● SELECTED EXTRACT
Thereafter, it is estimated by the Liberty Board that there will be £11.6 million of surplus cash proceeds out of the proceeds of the Tudor Building Sale that will be available in Liberty for the benefit of Liberty Shareholders.

 

The Tudor Building Circular also referred to discussions with the trustees of the Liberty Pension Scheme, concerning a possible contribution to the Pension Scheme out of the proceeds of the Tudor Building Sale, to reduce the deficit in the Liberty Pension Scheme. Since the date of the Tudor Building Circular, Liberty has concluded these discussions, and as a result a contribution of £2.0 million has been agreed to be made by Liberty to the Liberty Pension Scheme out of the proceeds of the Tudor Building Sale to reduce the deficit in the Pension Scheme. This payment is due to be made on or before 31 May 2010.

 

Thereafter, and after adjusting for certain working capital items in the ordinary course as agreed between Liberty and BGL, the net surplus cash proceeds available in Liberty as a result of the Tudor Building Sale total £10.5 million.

 

Under the terms of the Offer, MWB will receive 141.8 pence for each Liberty Ordinary Share held by MWB, and accordingly MWB will receive £21.9 million for the Liberty Shareholding at Completion. The Liberty Board has also resolved to pay the Special Dividend totalling £10.0 million to Liberty Shareholders, which reflects the level of distributable reserves available within Liberty after completion of the Tudor Building Sale and costs incurred by Liberty in relation to the Offer of £2.1 million. The Group has a 68.3 per cent. interest in Liberty and accordingly £6.8 million of the Special Dividend would be receivable by MWB.

● YOUR TASKS
A – Answer these questions using the passage on the Tudor Building Sale and the Liberty offer.
(i) How much has Liberty agreed to contribute to the Liberty Pension Scheme, and by what date is the payment due?
(ii) How much will MWB receive for each Liberty Ordinary Share it holds under the Offer?
(iii) What percentage interest does the Group hold in Liberty?
B – Carry on the passage about the Tudor Building Sale and the Liberty offer, starting after its final sentence.

(Collected data entries)

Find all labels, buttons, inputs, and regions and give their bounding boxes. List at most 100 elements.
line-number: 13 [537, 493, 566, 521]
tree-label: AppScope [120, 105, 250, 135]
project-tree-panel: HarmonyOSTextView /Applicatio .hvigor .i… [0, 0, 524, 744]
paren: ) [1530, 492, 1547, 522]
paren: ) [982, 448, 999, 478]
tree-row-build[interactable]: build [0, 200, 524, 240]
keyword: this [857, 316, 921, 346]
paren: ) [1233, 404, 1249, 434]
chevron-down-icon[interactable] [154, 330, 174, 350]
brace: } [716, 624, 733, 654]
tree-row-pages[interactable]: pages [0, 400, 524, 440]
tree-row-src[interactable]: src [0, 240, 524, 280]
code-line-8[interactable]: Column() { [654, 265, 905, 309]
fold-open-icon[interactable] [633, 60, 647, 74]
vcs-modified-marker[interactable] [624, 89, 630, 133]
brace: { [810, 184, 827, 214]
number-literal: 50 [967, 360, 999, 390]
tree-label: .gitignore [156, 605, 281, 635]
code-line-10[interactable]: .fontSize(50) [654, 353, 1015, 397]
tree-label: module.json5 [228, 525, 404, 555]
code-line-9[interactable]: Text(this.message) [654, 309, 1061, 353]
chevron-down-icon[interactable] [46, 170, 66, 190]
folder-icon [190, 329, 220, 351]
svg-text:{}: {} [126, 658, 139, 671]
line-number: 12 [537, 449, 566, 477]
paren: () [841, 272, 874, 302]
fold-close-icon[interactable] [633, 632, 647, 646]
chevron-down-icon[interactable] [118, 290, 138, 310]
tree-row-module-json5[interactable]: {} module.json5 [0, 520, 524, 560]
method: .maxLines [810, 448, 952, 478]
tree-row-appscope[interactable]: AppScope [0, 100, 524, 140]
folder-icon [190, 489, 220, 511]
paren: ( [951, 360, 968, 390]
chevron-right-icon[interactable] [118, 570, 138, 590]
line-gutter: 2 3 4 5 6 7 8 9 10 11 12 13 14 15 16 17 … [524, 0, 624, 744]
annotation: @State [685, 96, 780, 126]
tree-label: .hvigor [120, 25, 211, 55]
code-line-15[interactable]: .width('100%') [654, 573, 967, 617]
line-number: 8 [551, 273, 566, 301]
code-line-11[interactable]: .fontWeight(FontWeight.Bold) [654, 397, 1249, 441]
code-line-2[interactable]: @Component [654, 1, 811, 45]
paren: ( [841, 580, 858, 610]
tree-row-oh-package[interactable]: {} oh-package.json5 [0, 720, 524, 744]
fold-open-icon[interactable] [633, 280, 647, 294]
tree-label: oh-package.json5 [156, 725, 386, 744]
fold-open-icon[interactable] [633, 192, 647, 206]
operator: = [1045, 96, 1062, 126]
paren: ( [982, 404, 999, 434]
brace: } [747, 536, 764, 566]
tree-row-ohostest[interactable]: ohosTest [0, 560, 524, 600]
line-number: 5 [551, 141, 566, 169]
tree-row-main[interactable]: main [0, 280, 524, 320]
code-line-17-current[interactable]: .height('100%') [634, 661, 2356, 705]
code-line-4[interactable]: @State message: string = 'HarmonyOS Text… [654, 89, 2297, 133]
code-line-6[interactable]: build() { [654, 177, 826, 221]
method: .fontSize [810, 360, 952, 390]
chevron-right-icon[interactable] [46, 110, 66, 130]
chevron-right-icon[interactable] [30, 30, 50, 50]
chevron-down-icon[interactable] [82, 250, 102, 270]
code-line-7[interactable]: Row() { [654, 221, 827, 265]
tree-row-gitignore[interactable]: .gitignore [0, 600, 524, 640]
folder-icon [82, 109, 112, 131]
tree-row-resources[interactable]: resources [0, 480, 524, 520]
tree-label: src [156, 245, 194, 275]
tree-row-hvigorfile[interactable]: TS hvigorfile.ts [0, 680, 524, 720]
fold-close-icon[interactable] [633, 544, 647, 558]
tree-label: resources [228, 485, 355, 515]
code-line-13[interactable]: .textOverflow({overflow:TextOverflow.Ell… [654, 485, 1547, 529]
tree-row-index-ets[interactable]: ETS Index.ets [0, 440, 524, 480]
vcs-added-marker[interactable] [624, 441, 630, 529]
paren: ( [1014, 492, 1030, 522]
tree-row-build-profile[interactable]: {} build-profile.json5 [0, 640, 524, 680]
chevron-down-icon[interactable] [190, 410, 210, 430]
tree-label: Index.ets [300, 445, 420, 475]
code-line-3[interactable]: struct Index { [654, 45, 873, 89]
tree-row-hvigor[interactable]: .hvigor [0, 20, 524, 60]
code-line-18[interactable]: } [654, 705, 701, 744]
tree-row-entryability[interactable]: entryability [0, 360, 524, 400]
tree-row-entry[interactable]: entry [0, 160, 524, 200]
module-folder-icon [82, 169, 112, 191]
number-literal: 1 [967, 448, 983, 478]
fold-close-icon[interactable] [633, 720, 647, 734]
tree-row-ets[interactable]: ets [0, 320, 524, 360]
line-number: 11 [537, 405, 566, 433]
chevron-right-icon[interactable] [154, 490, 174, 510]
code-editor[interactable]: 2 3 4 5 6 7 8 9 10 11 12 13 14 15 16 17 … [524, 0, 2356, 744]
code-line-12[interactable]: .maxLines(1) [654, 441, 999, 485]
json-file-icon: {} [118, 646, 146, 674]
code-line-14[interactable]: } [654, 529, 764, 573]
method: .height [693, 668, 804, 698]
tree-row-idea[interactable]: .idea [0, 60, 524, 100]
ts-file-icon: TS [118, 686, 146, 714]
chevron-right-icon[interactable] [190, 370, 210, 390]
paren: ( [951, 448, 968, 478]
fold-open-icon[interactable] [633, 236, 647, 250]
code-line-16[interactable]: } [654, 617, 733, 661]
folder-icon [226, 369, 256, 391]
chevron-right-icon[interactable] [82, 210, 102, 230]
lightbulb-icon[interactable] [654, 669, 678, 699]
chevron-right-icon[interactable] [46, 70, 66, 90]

● OUTPUTS IN ORDER
A –
(i) £2.0 million, due on or before 31 May 2010.
(ii) 141.8 pence.
(iii) 68.3 per cent.

B –
Taking into account the proceeds receivable by MWB from the Offer and the Special Dividend referred to above, and repayment of the Inter Group Debt, and after deducting costs of £0.7 million incurred by MWB in undertaking the Disposal, MWB will receive £42.7 million on Completion. These proceeds are proposed by the Board to be used by MWB as follows:-

 

(i) the repayment of £21.0 million of the MWB Bank Debt, which is secured in part on the Liberty Shareholding (and which will not be available to be redrawn), which at the date of this announcement totals £53.0 million and which is expected to remain unchanged at Completion;

 

(ii) the retention of £21.2 million in cash or the use of such amount for the repayment of part of the revolving element of the MWB Bank Debt after the repayment referred to in (i) above, thereby reducing overall net debt of the Group, but preserving the flexibility of the Group to redraw these funds, if required, for further expansion or for general working capital of the Group; and

 

(iii) the purchase of £0.5 million of the Loan Stock, thereby reducing the principal amount of Loan Stock outstanding from £22.5 million to £22.0 million.

 

Group Net Debt at 31 December 2009 totalled £362.8 million as included in the 2009 Group Financial Statements. Subsequent to the Disposal, pro forma Group net debt would amount to £289.7 million. This comprises net debt at 31 December 2009 in the 2009 Group Financial Statements adjusted for the major transactions undertaken by the Group since 31 December 2009, being receipt by the Group of the net proceeds from the Placing of £23.0 million, receipt by the Group (including Liberty) of the net proceeds from the Tudor Building Sale of £40.1 million and receipt by the Continuing Group from the disposal of the Liberty Shareholding net of costs, of £26.5 million, less the cash within Liberty divested as a result of the Disposal of £16.5 million. Pro forma net assets calculated on the same basis would increase from £176.2 million as set out in the 2009 Group Financial Statements, to £202.8 million.

 

Pro forma gearing calculated by reference to the pro forma net debt of £289.7 million referred to above and pro forma net assets of £202.8 million referred to above, would amount to 143 per cent., in comparison to 206 per cent. at 31 December 2009.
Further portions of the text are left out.